◆ Your goal
Give the data again exactly as written, skipping any pictures.

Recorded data

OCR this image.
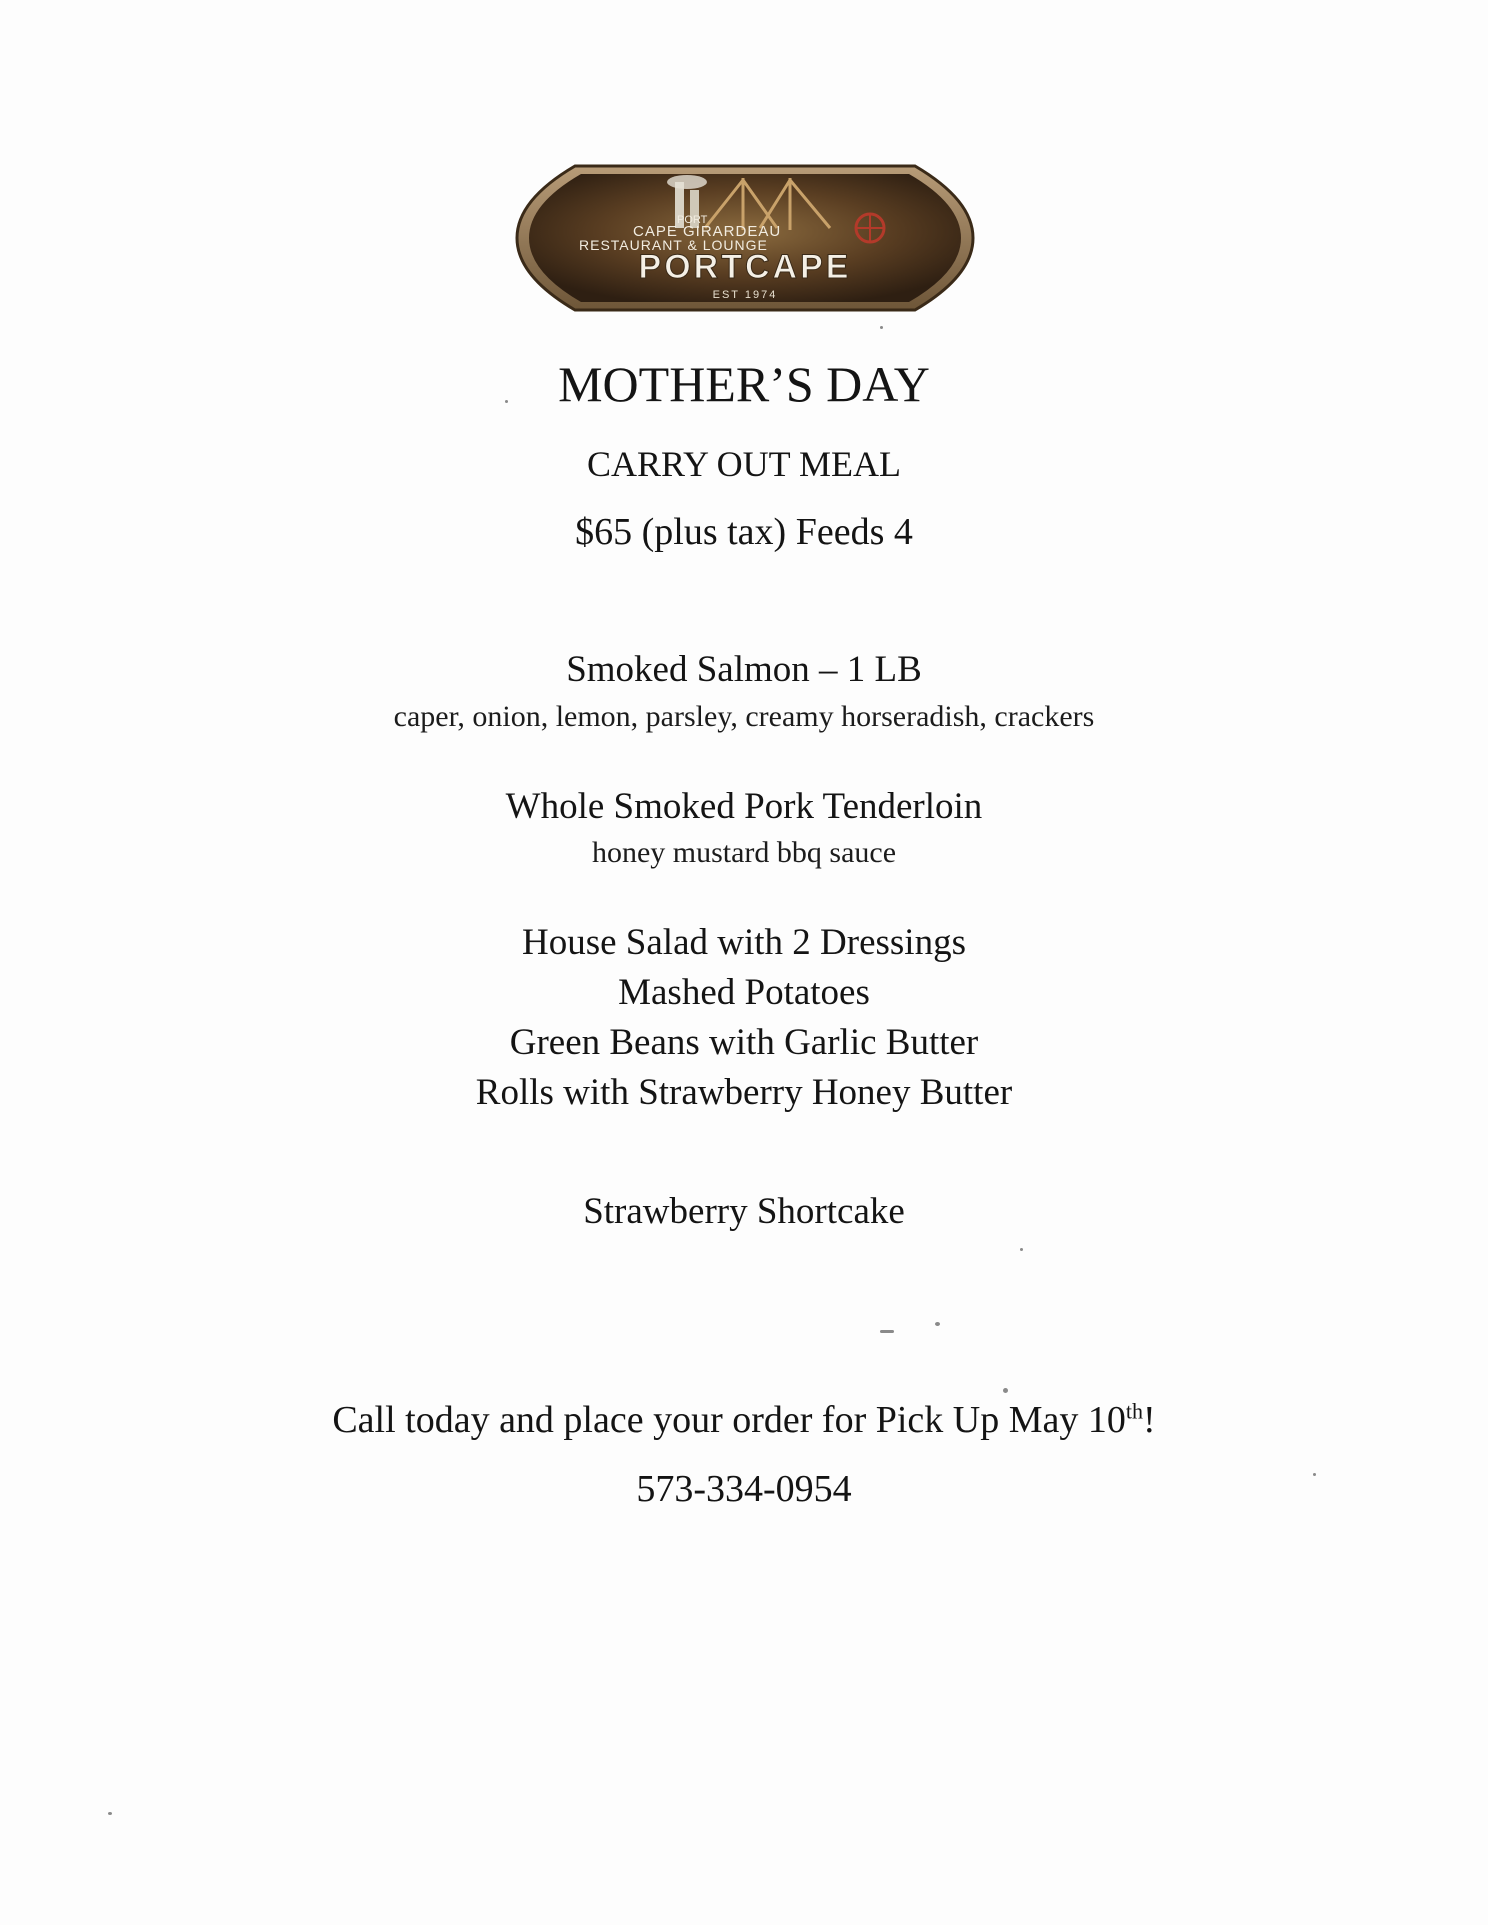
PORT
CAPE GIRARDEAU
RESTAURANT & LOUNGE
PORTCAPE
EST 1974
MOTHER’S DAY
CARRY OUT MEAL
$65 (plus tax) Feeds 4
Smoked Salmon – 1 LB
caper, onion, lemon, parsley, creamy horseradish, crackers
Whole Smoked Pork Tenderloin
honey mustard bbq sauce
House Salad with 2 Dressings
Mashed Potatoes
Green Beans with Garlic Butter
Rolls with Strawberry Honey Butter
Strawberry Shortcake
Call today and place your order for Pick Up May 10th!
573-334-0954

◆ Written reply
OCR this image.
PORT
CAPE GIRARDEAU
RESTAURANT & LOUNGE
PORTCAPE
EST 1974
MOTHER’S DAY
CARRY OUT MEAL
$65 (plus tax) Feeds 4
Smoked Salmon – 1 LB
caper, onion, lemon, parsley, creamy horseradish, crackers
Whole Smoked Pork Tenderloin
honey mustard bbq sauce
House Salad with 2 Dressings
Mashed Potatoes
Green Beans with Garlic Butter
Rolls with Strawberry Honey Butter
Strawberry Shortcake
Call today and place your order for Pick Up May 10th!
573-334-0954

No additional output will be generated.